- Do this: Reproduce the listing that follows with no differences at all.

[Collected data entries]
------------------------------------------------

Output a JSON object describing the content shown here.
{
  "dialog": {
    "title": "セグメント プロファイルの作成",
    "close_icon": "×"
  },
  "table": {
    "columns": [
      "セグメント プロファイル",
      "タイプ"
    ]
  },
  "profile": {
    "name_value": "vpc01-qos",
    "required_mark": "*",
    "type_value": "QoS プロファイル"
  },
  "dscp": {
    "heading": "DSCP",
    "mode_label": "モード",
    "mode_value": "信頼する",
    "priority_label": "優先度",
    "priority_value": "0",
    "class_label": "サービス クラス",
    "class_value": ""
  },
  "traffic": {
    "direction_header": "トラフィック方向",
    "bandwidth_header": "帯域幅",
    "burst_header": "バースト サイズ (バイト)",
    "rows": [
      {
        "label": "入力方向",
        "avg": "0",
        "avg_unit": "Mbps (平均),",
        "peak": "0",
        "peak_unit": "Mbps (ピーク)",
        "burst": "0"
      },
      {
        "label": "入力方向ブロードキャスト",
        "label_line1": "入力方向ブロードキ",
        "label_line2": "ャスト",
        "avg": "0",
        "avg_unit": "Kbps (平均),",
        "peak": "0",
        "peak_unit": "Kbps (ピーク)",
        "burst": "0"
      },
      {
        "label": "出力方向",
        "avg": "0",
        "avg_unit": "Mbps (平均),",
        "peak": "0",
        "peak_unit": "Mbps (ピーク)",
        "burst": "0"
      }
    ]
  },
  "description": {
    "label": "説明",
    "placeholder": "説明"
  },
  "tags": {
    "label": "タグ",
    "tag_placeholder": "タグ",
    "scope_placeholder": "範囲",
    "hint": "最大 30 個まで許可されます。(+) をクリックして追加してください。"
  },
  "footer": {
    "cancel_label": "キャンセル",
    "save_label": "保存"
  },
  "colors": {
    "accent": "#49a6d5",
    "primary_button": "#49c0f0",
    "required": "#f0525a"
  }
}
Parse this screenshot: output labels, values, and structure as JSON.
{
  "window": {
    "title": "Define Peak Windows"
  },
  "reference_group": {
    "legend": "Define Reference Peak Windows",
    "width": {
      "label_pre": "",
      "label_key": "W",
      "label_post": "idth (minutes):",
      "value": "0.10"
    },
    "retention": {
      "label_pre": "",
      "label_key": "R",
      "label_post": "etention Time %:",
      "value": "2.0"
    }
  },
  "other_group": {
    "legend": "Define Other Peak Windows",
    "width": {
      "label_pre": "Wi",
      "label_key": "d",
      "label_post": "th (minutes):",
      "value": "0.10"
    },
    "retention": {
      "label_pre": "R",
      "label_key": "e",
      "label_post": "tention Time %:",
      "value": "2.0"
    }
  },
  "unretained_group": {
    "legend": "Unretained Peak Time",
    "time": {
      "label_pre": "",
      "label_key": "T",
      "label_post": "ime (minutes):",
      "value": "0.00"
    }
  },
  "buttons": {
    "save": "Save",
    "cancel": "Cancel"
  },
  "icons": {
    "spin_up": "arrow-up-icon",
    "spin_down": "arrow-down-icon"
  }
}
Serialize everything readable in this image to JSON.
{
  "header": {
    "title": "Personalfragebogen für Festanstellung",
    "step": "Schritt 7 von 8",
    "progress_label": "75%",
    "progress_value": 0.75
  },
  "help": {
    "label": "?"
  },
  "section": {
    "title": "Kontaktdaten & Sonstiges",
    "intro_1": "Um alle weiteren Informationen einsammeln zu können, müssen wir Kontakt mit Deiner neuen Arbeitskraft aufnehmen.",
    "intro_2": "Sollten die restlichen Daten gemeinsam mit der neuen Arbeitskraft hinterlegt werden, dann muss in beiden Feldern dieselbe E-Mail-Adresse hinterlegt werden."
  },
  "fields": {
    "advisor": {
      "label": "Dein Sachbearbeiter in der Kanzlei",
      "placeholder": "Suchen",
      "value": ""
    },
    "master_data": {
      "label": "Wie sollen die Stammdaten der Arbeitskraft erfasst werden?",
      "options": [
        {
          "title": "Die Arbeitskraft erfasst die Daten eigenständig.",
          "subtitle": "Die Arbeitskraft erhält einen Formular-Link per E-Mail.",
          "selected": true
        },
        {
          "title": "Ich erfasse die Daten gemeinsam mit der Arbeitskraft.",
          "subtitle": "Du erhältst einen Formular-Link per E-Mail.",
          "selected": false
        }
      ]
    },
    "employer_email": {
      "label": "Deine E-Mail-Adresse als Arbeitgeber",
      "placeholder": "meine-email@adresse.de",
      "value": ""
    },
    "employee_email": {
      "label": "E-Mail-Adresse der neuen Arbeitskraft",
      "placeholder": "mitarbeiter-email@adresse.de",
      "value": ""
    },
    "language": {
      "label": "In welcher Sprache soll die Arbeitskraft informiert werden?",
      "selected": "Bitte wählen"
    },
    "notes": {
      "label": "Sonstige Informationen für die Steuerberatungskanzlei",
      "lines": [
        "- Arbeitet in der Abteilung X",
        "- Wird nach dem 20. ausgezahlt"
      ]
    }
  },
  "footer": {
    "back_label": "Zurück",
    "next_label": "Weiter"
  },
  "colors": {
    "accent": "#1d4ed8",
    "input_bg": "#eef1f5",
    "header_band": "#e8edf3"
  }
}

------------------------------------------------

- Output for this task:
Output a JSON object describing the content shown here.
{
  "dialog": {
    "title": "セグメント プロファイルの作成",
    "close_icon": "×"
  },
  "table": {
    "columns": [
      "セグメント プロファイル",
      "タイプ"
    ]
  },
  "profile": {
    "name_value": "vpc01-qos",
    "required_mark": "*",
    "type_value": "QoS プロファイル"
  },
  "dscp": {
    "heading": "DSCP",
    "mode_label": "モード",
    "mode_value": "信頼する",
    "priority_label": "優先度",
    "priority_value": "0",
    "class_label": "サービス クラス",
    "class_value": ""
  },
  "traffic": {
    "direction_header": "トラフィック方向",
    "bandwidth_header": "帯域幅",
    "burst_header": "バースト サイズ (バイト)",
    "rows": [
      {
        "label": "入力方向",
        "avg": "0",
        "avg_unit": "Mbps (平均),",
        "peak": "0",
        "peak_unit": "Mbps (ピーク)",
        "burst": "0"
      },
      {
        "label": "入力方向ブロードキャスト",
        "label_line1": "入力方向ブロードキ",
        "label_line2": "ャスト",
        "avg": "0",
        "avg_unit": "Kbps (平均),",
        "peak": "0",
        "peak_unit": "Kbps (ピーク)",
        "burst": "0"
      },
      {
        "label": "出力方向",
        "avg": "0",
        "avg_unit": "Mbps (平均),",
        "peak": "0",
        "peak_unit": "Mbps (ピーク)",
        "burst": "0"
      }
    ]
  },
  "description": {
    "label": "説明",
    "placeholder": "説明"
  },
  "tags": {
    "label": "タグ",
    "tag_placeholder": "タグ",
    "scope_placeholder": "範囲",
    "hint": "最大 30 個まで許可されます。(+) をクリックして追加してください。"
  },
  "footer": {
    "cancel_label": "キャンセル",
    "save_label": "保存"
  },
  "colors": {
    "accent": "#49a6d5",
    "primary_button": "#49c0f0",
    "required": "#f0525a"
  }
}
Parse this screenshot: output labels, values, and structure as JSON.
{
  "window": {
    "title": "Define Peak Windows"
  },
  "reference_group": {
    "legend": "Define Reference Peak Windows",
    "width": {
      "label_pre": "",
      "label_key": "W",
      "label_post": "idth (minutes):",
      "value": "0.10"
    },
    "retention": {
      "label_pre": "",
      "label_key": "R",
      "label_post": "etention Time %:",
      "value": "2.0"
    }
  },
  "other_group": {
    "legend": "Define Other Peak Windows",
    "width": {
      "label_pre": "Wi",
      "label_key": "d",
      "label_post": "th (minutes):",
      "value": "0.10"
    },
    "retention": {
      "label_pre": "R",
      "label_key": "e",
      "label_post": "tention Time %:",
      "value": "2.0"
    }
  },
  "unretained_group": {
    "legend": "Unretained Peak Time",
    "time": {
      "label_pre": "",
      "label_key": "T",
      "label_post": "ime (minutes):",
      "value": "0.00"
    }
  },
  "buttons": {
    "save": "Save",
    "cancel": "Cancel"
  },
  "icons": {
    "spin_up": "arrow-up-icon",
    "spin_down": "arrow-down-icon"
  }
}
Serialize everything readable in this image to JSON.
{
  "header": {
    "title": "Personalfragebogen für Festanstellung",
    "step": "Schritt 7 von 8",
    "progress_label": "75%",
    "progress_value": 0.75
  },
  "help": {
    "label": "?"
  },
  "section": {
    "title": "Kontaktdaten & Sonstiges",
    "intro_1": "Um alle weiteren Informationen einsammeln zu können, müssen wir Kontakt mit Deiner neuen Arbeitskraft aufnehmen.",
    "intro_2": "Sollten die restlichen Daten gemeinsam mit der neuen Arbeitskraft hinterlegt werden, dann muss in beiden Feldern dieselbe E-Mail-Adresse hinterlegt werden."
  },
  "fields": {
    "advisor": {
      "label": "Dein Sachbearbeiter in der Kanzlei",
      "placeholder": "Suchen",
      "value": ""
    },
    "master_data": {
      "label": "Wie sollen die Stammdaten der Arbeitskraft erfasst werden?",
      "options": [
        {
          "title": "Die Arbeitskraft erfasst die Daten eigenständig.",
          "subtitle": "Die Arbeitskraft erhält einen Formular-Link per E-Mail.",
          "selected": true
        },
        {
          "title": "Ich erfasse die Daten gemeinsam mit der Arbeitskraft.",
          "subtitle": "Du erhältst einen Formular-Link per E-Mail.",
          "selected": false
        }
      ]
    },
    "employer_email": {
      "label": "Deine E-Mail-Adresse als Arbeitgeber",
      "placeholder": "meine-email@adresse.de",
      "value": ""
    },
    "employee_email": {
      "label": "E-Mail-Adresse der neuen Arbeitskraft",
      "placeholder": "mitarbeiter-email@adresse.de",
      "value": ""
    },
    "language": {
      "label": "In welcher Sprache soll die Arbeitskraft informiert werden?",
      "selected": "Bitte wählen"
    },
    "notes": {
      "label": "Sonstige Informationen für die Steuerberatungskanzlei",
      "lines": [
        "- Arbeitet in der Abteilung X",
        "- Wird nach dem 20. ausgezahlt"
      ]
    }
  },
  "footer": {
    "back_label": "Zurück",
    "next_label": "Weiter"
  },
  "colors": {
    "accent": "#1d4ed8",
    "input_bg": "#eef1f5",
    "header_band": "#e8edf3"
  }
}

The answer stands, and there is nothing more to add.